* **Problems and tasks**
- 1) In the FA Cup text, reproduce the passage from "Several records were" up to and including "fifth replay 1–0.", substituting "scoreless" for "goalless".
- 2) Check each statement against the FA Cup text. Answer yes or no and quote the deciding words. (a) Leeds United defeated Arsenal 2–1 in the final. (b) The tie between Alvechurch and Oxford City lasted a total of eleven hours. (c) A replay that was level after 90 minutes went to a 30-minute period of extra time.

1971–72 FA Cup

Tournament details
- Country: England Wales

Final positions
- Champions: Leeds United (1st title)
- Runners-up: Arsenal
- Third place: Birmingham City
- Fourth place: Stoke City

Tournament statistics
- Top goal scorer: Ted MacDougall (10)

= 1971–72 FA Cup =

The 1971–72 FA Cup was the 91st season of the world's oldest football cup competition, the Football Association Challenge Cup, commonly known as the FA Cup. Leeds United won the competition for the first time, defeating holders Arsenal 1–0 in the final at Wembley, London.

Several records were set during this FA Cup season. This was the third year in which the losing semi-finalists were required to compete in a "match for third place"; following a goalless 90 minutes, Birmingham City beat Stoke City in a penalty shootout, the first time this method had been used to determine the result of an FA Cup match.

In the first round proper, Ted MacDougall's nine goals for AFC Bournemouth as they beat Margate 11–0 remains the record for goals scored in a match in the FA Cup proper.
The fourth qualifying round tie between Alvechurch and Oxford City became the longest FA Cup tie ever, lasting a total of eleven hours before Alvechurch won the fifth replay 1–0.

Matches were scheduled to be played at the stadium of the team named first on the date specified for each round, which was always a Saturday. If scores were level after 90 minutes had been played, a replay would take place at the stadium of the second-named team later the same week. If the replayed match was drawn further replays would be held until a winner was determined. If scores were level after 90 minutes had been played in a replay, a 30-minute period of extra time would be played.

== Calendar ==

| Round | Date |
|---|---|
| Preliminary round | Saturday, 4 September 1971 |
| First qualifying round | Saturday, 18 September 1971 |
| Second qualifying round | Saturday, 9 October 1971 |
| Third qualifying round | Saturday, 23 October 1971 |
| Fourth qualifying round | Saturday, 6 November 1971 |
| First round proper | Saturday, 20 November 1971 |
| Second round proper | Saturday, 11 December 1971 |
| Third round proper | Saturday, 15 January 1972 |
| Fourth round proper | Saturday, 5 February 1972 |
| Fifth round proper | Saturday, 26 February 1972 |
| Sixth round proper | Saturday, 18 March 1972 |
| Semi-finals | Saturday, 15 April 1972 |
| Final | Saturday, 6 May 1972 |

==Qualifying rounds==
Most participating clubs that were not members of the Football League competed in the qualifying rounds to secure one of 28 places available in the first round.

* **Listings of boxed layout items**
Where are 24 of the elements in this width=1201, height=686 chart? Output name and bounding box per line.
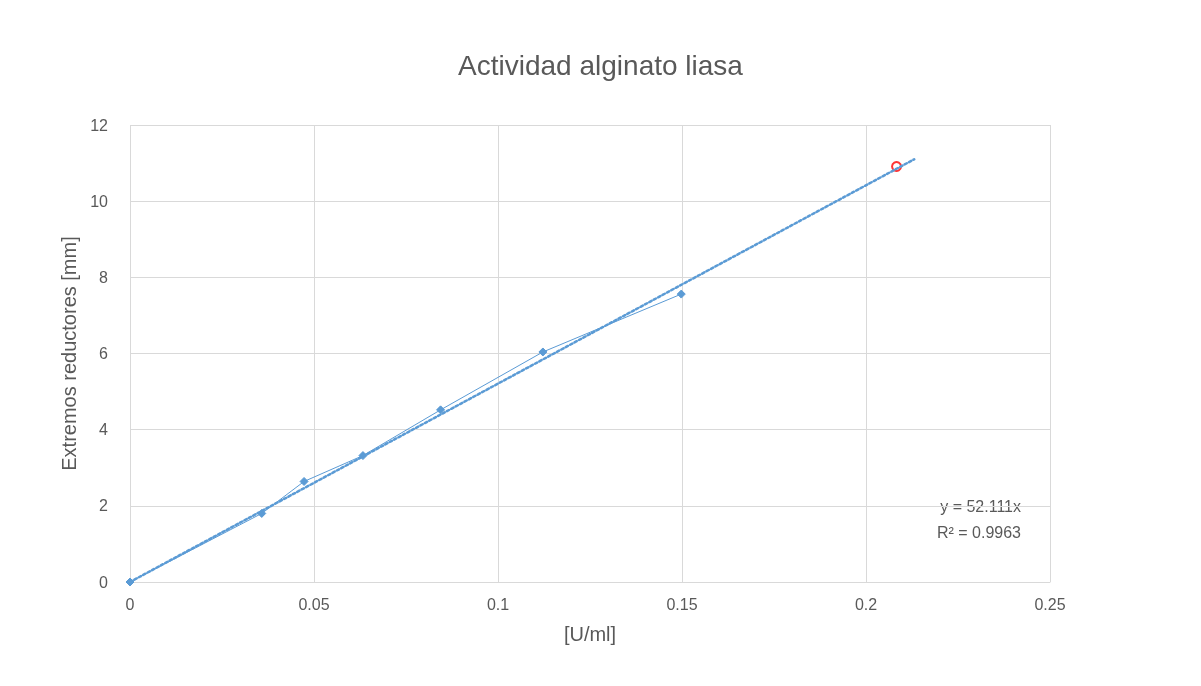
point xyxy=(125,577,135,587)
point xyxy=(538,347,548,357)
x-tick-label: 0.25 xyxy=(1034,595,1066,613)
x-tick-label: 0.1 xyxy=(486,595,510,613)
point xyxy=(358,451,368,461)
y-tick-label: 4 xyxy=(99,421,109,439)
x-tick-label: 0 xyxy=(125,595,135,613)
x-tick-label: 0.2 xyxy=(854,595,878,613)
point xyxy=(436,405,446,415)
x-axis-title: [U/ml] xyxy=(563,623,617,645)
point xyxy=(257,508,267,518)
y-tick-label: 0 xyxy=(99,573,109,591)
chart-title: Actividad alginato liasa xyxy=(458,49,744,81)
y-tick-label: 8 xyxy=(99,268,109,286)
y-tick-label: 10 xyxy=(90,192,109,210)
annotation: R² = 0.9963 xyxy=(936,523,1022,541)
y-axis-title: Extremos reductores [mm] xyxy=(58,236,81,471)
x-tick-label: 0.05 xyxy=(298,595,330,613)
y-tick-label: 2 xyxy=(99,497,109,515)
point xyxy=(676,289,686,299)
x-tick-label: 0.15 xyxy=(666,595,698,613)
y-tick-label: 6 xyxy=(99,345,109,362)
y-tick-label: 12 xyxy=(90,116,109,134)
point xyxy=(299,476,309,486)
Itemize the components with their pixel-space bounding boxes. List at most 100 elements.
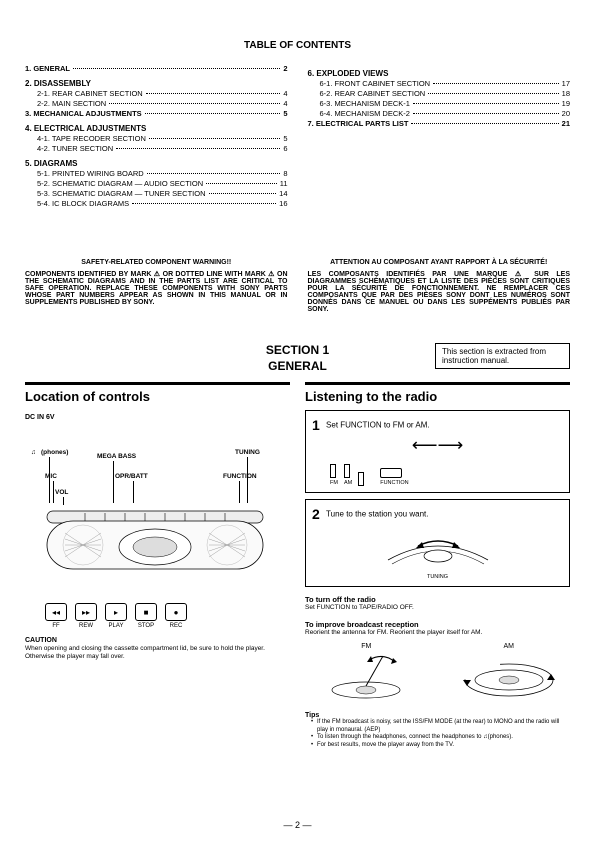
toc-entry: 6-3. MECHANISM DECK-119 (308, 99, 571, 108)
toc-columns: 1. GENERAL2 2. DISASSEMBLY2-1. REAR CABIN… (25, 63, 570, 209)
toc-entry-page: 11 (280, 179, 288, 188)
device-diagram: ♫ (phones) MEGA BASS TUNING MIC OPR/BATT… (25, 425, 290, 595)
toc-entry: 4-1. TAPE RECODER SECTION 5 (25, 134, 288, 143)
toc-entry-label: 5-1. PRINTED WIRING BOARD (37, 169, 144, 178)
toc-dots (145, 113, 281, 114)
mic-label: MIC (45, 473, 57, 480)
toc-entry-page: 18 (562, 89, 570, 98)
toc-entry-label: 5-3. SCHEMATIC DIAGRAM — TUNER SECTION (37, 189, 206, 198)
toc-entry: 1. GENERAL2 (25, 64, 288, 73)
toc-entry-label: 6-2. REAR CABINET SECTION (320, 89, 426, 98)
tape-button-labels: FFREWPLAYSTOPREC (45, 623, 290, 629)
toc-entry-page: 14 (279, 189, 287, 198)
toc-entry-label: 5-2. SCHEMATIC DIAGRAM — AUDIO SECTION (37, 179, 203, 188)
toc-entry-label: 4-2. TUNER SECTION (37, 144, 113, 153)
improve-heading: To improve broadcast reception (305, 620, 570, 629)
listening-title: Listening to the radio (305, 382, 570, 410)
toc-entry-page: 5 (283, 134, 287, 143)
toc-entry-label: 4-1. TAPE RECODER SECTION (37, 134, 146, 143)
section-line2: GENERAL (160, 359, 435, 375)
tips-list: If the FM broadcast is noisy, set the IS… (305, 719, 570, 750)
toc-entry: 6-4. MECHANISM DECK-220 (308, 109, 571, 118)
am-diagram: AM (448, 643, 571, 702)
toc-section-heading: 5. DIAGRAMS (25, 159, 288, 168)
tape-buttons-row: ◂◂▸▸▸■● (45, 603, 290, 621)
toc-entry: 2-1. REAR CABINET SECTION 4 (25, 89, 288, 98)
toc-entry: 2-2. MAIN SECTION 4 (25, 99, 288, 108)
toc-left-column: 1. GENERAL2 2. DISASSEMBLY2-1. REAR CABIN… (25, 63, 288, 209)
vol-label: VOL (55, 489, 68, 496)
tape-button: ▸ (105, 603, 127, 621)
toc-entry-page: 2 (283, 64, 287, 73)
toc-entry-page: 4 (283, 89, 287, 98)
dc-in-label: DC IN 6V (25, 414, 290, 421)
toc-entry-page: 4 (283, 99, 287, 108)
tuning-label: TUNING (235, 449, 260, 456)
toc-dots (132, 203, 276, 204)
toc-entry: 5-2. SCHEMATIC DIAGRAM — AUDIO SECTION 11 (25, 179, 288, 188)
toc-dots (428, 93, 558, 94)
tape-button: ■ (135, 603, 157, 621)
fm-label: FM (305, 643, 428, 650)
toc-entry: 4-2. TUNER SECTION 6 (25, 144, 288, 153)
toc-dots (413, 103, 559, 104)
toc-entry-label: 2-2. MAIN SECTION (37, 99, 106, 108)
function-label: FUNCTION (223, 473, 257, 480)
caution-heading: CAUTION (25, 637, 290, 644)
toc-right-column: 6. EXPLODED VIEWS6-1. FRONT CABINET SECT… (308, 63, 571, 209)
toc-entry-page: 8 (283, 169, 287, 178)
step-1-box: 1 Set FUNCTION to FM or AM. ⟵⟶ FM AM FUN… (305, 410, 570, 493)
toc-dots (413, 113, 559, 114)
step-2-number: 2 (312, 506, 320, 522)
toc-entry: 6-1. FRONT CABINET SECTION 17 (308, 79, 571, 88)
boombox-icon (45, 503, 265, 573)
toc-dots (149, 138, 280, 139)
toc-entry: 5-4. IC BLOCK DIAGRAMS16 (25, 199, 288, 208)
tip-item: If the FM broadcast is noisy, set the IS… (311, 719, 570, 735)
step-1-text: Set FUNCTION to FM or AM. (326, 421, 430, 430)
warnings-row: SAFETY-RELATED COMPONENT WARNING!! COMPO… (25, 259, 570, 313)
opr-batt-label: OPR/BATT (115, 473, 148, 480)
warning-fr: ATTENTION AU COMPOSANT AYANT RAPPORT À L… (308, 259, 571, 313)
tape-button: ● (165, 603, 187, 621)
warning-en-body: COMPONENTS IDENTIFIED BY MARK ⚠ OR DOTTE… (25, 270, 288, 306)
am-rotate-icon (459, 650, 559, 700)
toc-entry: 5-3. SCHEMATIC DIAGRAM — TUNER SECTION 14 (25, 189, 288, 198)
toc-entry-page: 5 (283, 109, 287, 118)
tape-button-label: REC (165, 623, 187, 629)
toc-dots (147, 173, 281, 174)
toc-entry-page: 6 (283, 144, 287, 153)
toc-entry-label: 3. MECHANICAL ADJUSTMENTS (25, 109, 142, 118)
section-header: SECTION 1 GENERAL (160, 343, 435, 374)
extract-note: This section is extracted from instructi… (435, 343, 570, 369)
toc-entry: 5-1. PRINTED WIRING BOARD 8 (25, 169, 288, 178)
warning-en: SAFETY-RELATED COMPONENT WARNING!! COMPO… (25, 259, 288, 313)
warning-en-title: SAFETY-RELATED COMPONENT WARNING!! (25, 259, 288, 266)
tip-item: To listen through the headphones, connec… (311, 734, 570, 742)
toc-section-heading: 2. DISASSEMBLY (25, 79, 288, 88)
page-number: — 2 — (0, 820, 595, 830)
fm-am-diagrams: FM AM (305, 643, 570, 702)
step-2-box: 2 Tune to the station you want. TUNING (305, 499, 570, 587)
toc-entry-page: 21 (562, 119, 570, 128)
sw-fm-label: FM (330, 480, 338, 486)
toc-dots (209, 193, 277, 194)
phones-label: (phones) (41, 449, 68, 456)
toc-entry-page: 20 (562, 109, 570, 118)
panels-row: Location of controls DC IN 6V ♫ (phones)… (25, 382, 570, 750)
toc-entry-label: 2-1. REAR CABINET SECTION (37, 89, 143, 98)
warning-fr-title: ATTENTION AU COMPOSANT AYANT RAPPORT À L… (308, 259, 571, 266)
step-1-number: 1 (312, 417, 320, 433)
toc-entry: 7. ELECTRICAL PARTS LIST21 (308, 119, 571, 128)
tape-button-label: REW (75, 623, 97, 629)
tuning-dial-icon (368, 526, 508, 570)
toc-entry-page: 17 (562, 79, 570, 88)
turnoff-text: Set FUNCTION to TAPE/RADIO OFF. (305, 604, 570, 612)
toc-dots (116, 148, 280, 149)
toc-entry-label: 6-1. FRONT CABINET SECTION (320, 79, 431, 88)
location-title: Location of controls (25, 382, 290, 410)
toc-section-heading: 4. ELECTRICAL ADJUSTMENTS (25, 124, 288, 133)
tip-item: For best results, move the player away f… (311, 742, 570, 750)
toc-entry-label: 6-3. MECHANISM DECK-1 (320, 99, 410, 108)
toc-title: TABLE OF CONTENTS (25, 40, 570, 51)
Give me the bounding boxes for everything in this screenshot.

* **Outputs for the tasks**
- 1)
Several records were set during this FA Cup season. This was the third year in which the losing semi-finalists were required to compete in a "match for third place"; following a scoreless 90 minutes, Birmingham City beat Stoke City in a penalty shootout, the first time this method had been used to determine the result of an FA Cup match.

In the first round proper, Ted MacDougall's nine goals for AFC Bournemouth as they beat Margate 11–0 remains the record for goals scored in a match in the FA Cup proper.
The fourth qualifying round tie between Alvechurch and Oxford City became the longest FA Cup tie ever, lasting a total of eleven hours before Alvechurch won the fifth replay 1–0.

- 2)
(a) No: "defeating holders Arsenal 1–0 in the final at Wembley, London."
(b) Yes: "lasting a total of eleven hours before Alvechurch won the fifth replay 1–0."
(c) Yes: "If scores were level after 90 minutes had been played in a replay, a 30-minute period of extra time would be played."